§ Your objective
Tell how many lines carry the word "post"; the reply is the number and nothing else.

** start Materials provided **

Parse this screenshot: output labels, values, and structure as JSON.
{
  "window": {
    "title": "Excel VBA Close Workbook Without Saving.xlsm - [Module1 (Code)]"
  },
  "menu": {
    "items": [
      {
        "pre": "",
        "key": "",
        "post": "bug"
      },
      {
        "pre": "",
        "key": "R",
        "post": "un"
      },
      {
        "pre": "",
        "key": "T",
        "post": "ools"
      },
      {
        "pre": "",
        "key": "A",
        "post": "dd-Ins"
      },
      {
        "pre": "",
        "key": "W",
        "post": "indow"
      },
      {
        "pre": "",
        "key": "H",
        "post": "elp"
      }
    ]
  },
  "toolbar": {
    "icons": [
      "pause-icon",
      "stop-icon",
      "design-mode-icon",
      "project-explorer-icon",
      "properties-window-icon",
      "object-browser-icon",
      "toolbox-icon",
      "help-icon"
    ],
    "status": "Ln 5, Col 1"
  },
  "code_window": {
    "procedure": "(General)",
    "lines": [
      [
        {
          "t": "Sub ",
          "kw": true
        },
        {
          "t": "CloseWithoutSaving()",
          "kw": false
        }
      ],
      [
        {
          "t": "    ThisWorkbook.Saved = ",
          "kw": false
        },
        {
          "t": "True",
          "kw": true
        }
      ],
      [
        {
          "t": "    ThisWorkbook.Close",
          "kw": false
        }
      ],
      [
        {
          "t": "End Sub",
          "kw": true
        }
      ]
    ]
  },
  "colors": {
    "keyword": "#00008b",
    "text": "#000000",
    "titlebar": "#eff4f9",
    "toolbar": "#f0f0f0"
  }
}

** end Materials provided **

§ Exercise output
6